Stored rows -
┏━━
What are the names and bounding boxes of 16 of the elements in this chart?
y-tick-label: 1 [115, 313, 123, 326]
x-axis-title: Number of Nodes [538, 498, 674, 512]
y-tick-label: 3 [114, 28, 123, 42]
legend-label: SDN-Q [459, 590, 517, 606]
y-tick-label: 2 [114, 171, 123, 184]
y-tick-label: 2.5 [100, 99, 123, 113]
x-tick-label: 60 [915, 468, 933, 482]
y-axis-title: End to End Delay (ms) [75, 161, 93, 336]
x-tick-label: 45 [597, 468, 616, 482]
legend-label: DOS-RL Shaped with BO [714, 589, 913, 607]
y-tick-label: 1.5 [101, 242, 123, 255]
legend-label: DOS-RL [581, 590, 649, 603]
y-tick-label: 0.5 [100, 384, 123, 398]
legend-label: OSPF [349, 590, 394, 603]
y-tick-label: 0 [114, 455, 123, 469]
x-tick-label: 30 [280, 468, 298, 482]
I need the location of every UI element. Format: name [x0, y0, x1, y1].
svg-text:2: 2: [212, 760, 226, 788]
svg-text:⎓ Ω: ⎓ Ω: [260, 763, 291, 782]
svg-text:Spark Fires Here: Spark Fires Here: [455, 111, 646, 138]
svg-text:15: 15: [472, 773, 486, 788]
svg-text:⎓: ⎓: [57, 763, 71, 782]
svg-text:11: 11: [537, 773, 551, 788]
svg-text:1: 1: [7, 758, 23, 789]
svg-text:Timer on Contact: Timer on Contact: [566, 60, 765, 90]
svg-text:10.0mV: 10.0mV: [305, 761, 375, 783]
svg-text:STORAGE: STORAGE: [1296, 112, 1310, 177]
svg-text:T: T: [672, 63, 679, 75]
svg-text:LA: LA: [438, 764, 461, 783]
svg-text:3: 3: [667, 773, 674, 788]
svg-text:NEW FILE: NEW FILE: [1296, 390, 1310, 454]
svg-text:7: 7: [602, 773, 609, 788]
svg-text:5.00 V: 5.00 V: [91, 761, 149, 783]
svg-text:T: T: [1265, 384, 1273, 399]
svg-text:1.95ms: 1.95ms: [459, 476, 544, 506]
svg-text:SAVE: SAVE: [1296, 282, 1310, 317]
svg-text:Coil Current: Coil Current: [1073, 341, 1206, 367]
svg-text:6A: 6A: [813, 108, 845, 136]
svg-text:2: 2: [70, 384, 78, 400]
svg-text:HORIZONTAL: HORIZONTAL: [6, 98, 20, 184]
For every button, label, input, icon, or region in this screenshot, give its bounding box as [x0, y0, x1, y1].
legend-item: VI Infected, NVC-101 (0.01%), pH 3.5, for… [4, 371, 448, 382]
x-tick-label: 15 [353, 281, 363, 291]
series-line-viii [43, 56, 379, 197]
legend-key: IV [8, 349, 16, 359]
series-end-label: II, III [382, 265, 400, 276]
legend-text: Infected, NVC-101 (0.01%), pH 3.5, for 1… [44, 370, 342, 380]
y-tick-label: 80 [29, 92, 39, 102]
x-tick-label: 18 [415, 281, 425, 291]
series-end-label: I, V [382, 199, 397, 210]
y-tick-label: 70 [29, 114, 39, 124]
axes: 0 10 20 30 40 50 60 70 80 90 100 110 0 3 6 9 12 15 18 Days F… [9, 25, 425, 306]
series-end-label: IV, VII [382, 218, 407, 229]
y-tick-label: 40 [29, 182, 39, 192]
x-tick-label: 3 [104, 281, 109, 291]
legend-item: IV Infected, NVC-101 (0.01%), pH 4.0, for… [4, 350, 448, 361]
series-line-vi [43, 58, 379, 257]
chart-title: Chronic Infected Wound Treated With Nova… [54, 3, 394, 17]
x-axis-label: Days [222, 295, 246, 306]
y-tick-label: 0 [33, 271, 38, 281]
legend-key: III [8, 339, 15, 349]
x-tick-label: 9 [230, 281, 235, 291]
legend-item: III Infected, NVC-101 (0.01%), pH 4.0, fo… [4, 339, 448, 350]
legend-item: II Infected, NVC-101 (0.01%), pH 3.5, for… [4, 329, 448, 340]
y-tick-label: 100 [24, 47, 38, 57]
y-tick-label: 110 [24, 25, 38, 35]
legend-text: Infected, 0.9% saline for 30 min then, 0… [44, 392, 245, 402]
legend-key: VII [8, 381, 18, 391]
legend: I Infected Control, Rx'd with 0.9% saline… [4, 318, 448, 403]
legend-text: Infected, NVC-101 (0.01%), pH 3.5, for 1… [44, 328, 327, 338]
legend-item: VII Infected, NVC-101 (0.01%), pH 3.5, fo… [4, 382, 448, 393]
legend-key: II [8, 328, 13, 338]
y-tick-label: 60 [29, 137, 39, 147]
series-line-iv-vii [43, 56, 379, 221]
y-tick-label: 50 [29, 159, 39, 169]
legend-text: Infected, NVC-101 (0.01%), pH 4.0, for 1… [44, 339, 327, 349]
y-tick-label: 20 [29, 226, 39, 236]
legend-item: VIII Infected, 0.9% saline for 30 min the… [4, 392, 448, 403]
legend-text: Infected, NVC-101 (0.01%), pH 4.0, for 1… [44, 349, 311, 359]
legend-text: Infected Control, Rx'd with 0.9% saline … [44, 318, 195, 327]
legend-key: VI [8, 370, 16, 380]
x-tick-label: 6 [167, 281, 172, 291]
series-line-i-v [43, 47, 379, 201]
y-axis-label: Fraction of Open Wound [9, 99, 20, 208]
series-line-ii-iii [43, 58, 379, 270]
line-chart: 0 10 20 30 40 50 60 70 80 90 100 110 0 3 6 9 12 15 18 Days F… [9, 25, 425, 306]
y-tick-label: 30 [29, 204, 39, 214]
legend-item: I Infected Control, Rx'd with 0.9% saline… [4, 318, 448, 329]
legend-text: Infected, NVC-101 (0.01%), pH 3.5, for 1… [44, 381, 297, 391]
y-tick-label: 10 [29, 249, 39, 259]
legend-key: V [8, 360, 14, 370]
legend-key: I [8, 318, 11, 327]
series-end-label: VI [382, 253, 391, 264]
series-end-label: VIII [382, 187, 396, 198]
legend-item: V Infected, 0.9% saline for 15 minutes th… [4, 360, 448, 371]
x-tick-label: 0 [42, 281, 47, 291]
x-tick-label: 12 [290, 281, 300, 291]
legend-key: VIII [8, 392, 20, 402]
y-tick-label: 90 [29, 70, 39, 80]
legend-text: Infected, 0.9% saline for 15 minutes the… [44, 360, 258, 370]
┗━━
What the task asks - Lay out every line of the listing above as a JSON list of strings, one string per line, with blank lines omitted.

The answer -
[
  "What are the names and bounding boxes of 16 of the elements in this chart?",
  "y-tick-label: 1 [115, 313, 123, 326]",
  "x-axis-title: Number of Nodes [538, 498, 674, 512]",
  "y-tick-label: 3 [114, 28, 123, 42]",
  "legend-label: SDN-Q [459, 590, 517, 606]",
  "y-tick-label: 2 [114, 171, 123, 184]",
  "y-tick-label: 2.5 [100, 99, 123, 113]",
  "x-tick-label: 60 [915, 468, 933, 482]",
  "y-axis-title: End to End Delay (ms) [75, 161, 93, 336]",
  "x-tick-label: 45 [597, 468, 616, 482]",
  "legend-label: DOS-RL Shaped with BO [714, 589, 913, 607]",
  "y-tick-label: 1.5 [101, 242, 123, 255]",
  "legend-label: DOS-RL [581, 590, 649, 603]",
  "y-tick-label: 0.5 [100, 384, 123, 398]",
  "legend-label: OSPF [349, 590, 394, 603]",
  "y-tick-label: 0 [114, 455, 123, 469]",
  "x-tick-label: 30 [280, 468, 298, 482]",
  "I need the location of every UI element. Format: name [x0, y0, x1, y1].",
  "svg-text:2: 2: [212, 760, 226, 788]",
  "svg-text:⎓ Ω: ⎓ Ω: [260, 763, 291, 782]",
  "svg-text:Spark Fires Here: Spark Fires Here: [455, 111, 646, 138]",
  "svg-text:15: 15: [472, 773, 486, 788]",
  "svg-text:⎓: ⎓: [57, 763, 71, 782]",
  "svg-text:11: 11: [537, 773, 551, 788]",
  "svg-text:1: 1: [7, 758, 23, 789]",
  "svg-text:Timer on Contact: Timer on Contact: [566, 60, 765, 90]",
  "svg-text:10.0mV: 10.0mV: [305, 761, 375, 783]",
  "svg-text:STORAGE: STORAGE: [1296, 112, 1310, 177]",
  "svg-text:T: T: [672, 63, 679, 75]",
  "svg-text:LA: LA: [438, 764, 461, 783]",
  "svg-text:3: 3: [667, 773, 674, 788]",
  "svg-text:NEW FILE: NEW FILE: [1296, 390, 1310, 454]",
  "svg-text:7: 7: [602, 773, 609, 788]",
  "svg-text:5.00 V: 5.00 V: [91, 761, 149, 783]",
  "svg-text:T: T: [1265, 384, 1273, 399]",
  "svg-text:1.95ms: 1.95ms: [459, 476, 544, 506]",
  "svg-text:SAVE: SAVE: [1296, 282, 1310, 317]",
  "svg-text:Coil Current: Coil Current: [1073, 341, 1206, 367]",
  "svg-text:6A: 6A: [813, 108, 845, 136]",
  "svg-text:2: 2: [70, 384, 78, 400]",
  "svg-text:HORIZONTAL: HORIZONTAL: [6, 98, 20, 184]",
  "For every button, label, input, icon, or region in this screenshot, give its bounding box as [x0, y0, x1, y1].",
  "legend-item: VI Infected, NVC-101 (0.01%), pH 3.5, for… [4, 371, 448, 382]",
  "x-tick-label: 15 [353, 281, 363, 291]",
  "series-line-viii [43, 56, 379, 197]",
  "legend-key: IV [8, 349, 16, 359]",
  "series-end-label: II, III [382, 265, 400, 276]",
  "legend-text: Infected, NVC-101 (0.01%), pH 3.5, for 1… [44, 370, 342, 380]",
  "y-tick-label: 80 [29, 92, 39, 102]",
  "x-tick-label: 18 [415, 281, 425, 291]",
  "series-end-label: I, V [382, 199, 397, 210]",
  "y-tick-label: 70 [29, 114, 39, 124]",
  "axes: 0 10 20 30 40 50 60 70 80 90 100 110 0 3 6 9 12 15 18 Days F… [9, 25, 425, 306]",
  "series-end-label: IV, VII [382, 218, 407, 229]",
  "y-tick-label: 40 [29, 182, 39, 192]",
  "x-tick-label: 3 [104, 281, 109, 291]",
  "legend-item: IV Infected, NVC-101 (0.01%), pH 4.0, for… [4, 350, 448, 361]",
  "series-line-vi [43, 58, 379, 257]",
  "chart-title: Chronic Infected Wound Treated With Nova… [54, 3, 394, 17]",
  "x-axis-label: Days [222, 295, 246, 306]",
  "y-tick-label: 0 [33, 271, 38, 281]",
  "legend-key: III [8, 339, 15, 349]",
  "x-tick-label: 9 [230, 281, 235, 291]",
  "legend-item: III Infected, NVC-101 (0.01%), pH 4.0, fo… [4, 339, 448, 350]",
  "legend-item: II Infected, NVC-101 (0.01%), pH 3.5, for… [4, 329, 448, 340]",
  "y-tick-label: 100 [24, 47, 38, 57]",
  "y-tick-label: 110 [24, 25, 38, 35]",
  "legend-text: Infected, 0.9% saline for 30 min then, 0… [44, 392, 245, 402]",
  "legend-key: VII [8, 381, 18, 391]",
  "legend: I Infected Control, Rx'd with 0.9% saline… [4, 318, 448, 403]",
  "legend-text: Infected, NVC-101 (0.01%), pH 3.5, for 1… [44, 328, 327, 338]",
  "legend-item: VII Infected, NVC-101 (0.01%), pH 3.5, fo… [4, 382, 448, 393]",
  "legend-key: II [8, 328, 13, 338]",
  "y-tick-label: 60 [29, 137, 39, 147]",
  "series-line-iv-vii [43, 56, 379, 221]",
  "y-tick-label: 50 [29, 159, 39, 169]",
  "legend-text: Infected, NVC-101 (0.01%), pH 4.0, for 1… [44, 339, 327, 349]",
  "y-tick-label: 20 [29, 226, 39, 236]",
  "legend-item: VIII Infected, 0.9% saline for 30 min the… [4, 392, 448, 403]",
  "legend-text: Infected, NVC-101 (0.01%), pH 4.0, for 1… [44, 349, 311, 359]",
  "legend-text: Infected Control, Rx'd with 0.9% saline … [44, 318, 195, 327]",
  "legend-key: VI [8, 370, 16, 380]",
  "x-tick-label: 6 [167, 281, 172, 291]",
  "series-line-i-v [43, 47, 379, 201]",
  "y-axis-label: Fraction of Open Wound [9, 99, 20, 208]",
  "series-line-ii-iii [43, 58, 379, 270]",
  "line-chart: 0 10 20 30 40 50 60 70 80 90 100 110 0 3 6 9 12 15 18 Days F… [9, 25, 425, 306]",
  "y-tick-label: 30 [29, 204, 39, 214]",
  "legend-item: I Infected Control, Rx'd with 0.9% saline… [4, 318, 448, 329]",
  "legend-text: Infected, NVC-101 (0.01%), pH 3.5, for 1… [44, 381, 297, 391]",
  "y-tick-label: 10 [29, 249, 39, 259]",
  "legend-key: V [8, 360, 14, 370]",
  "legend-key: I [8, 318, 11, 327]",
  "series-end-label: VI [382, 253, 391, 264]",
  "series-end-label: VIII [382, 187, 396, 198]",
  "legend-item: V Infected, 0.9% saline for 15 minutes th… [4, 360, 448, 371]",
  "x-tick-label: 0 [42, 281, 47, 291]",
  "x-tick-label: 12 [290, 281, 300, 291]",
  "legend-key: VIII [8, 392, 20, 402]",
  "y-tick-label: 90 [29, 70, 39, 80]",
  "legend-text: Infected, 0.9% saline for 15 minutes the… [44, 360, 258, 370]"
]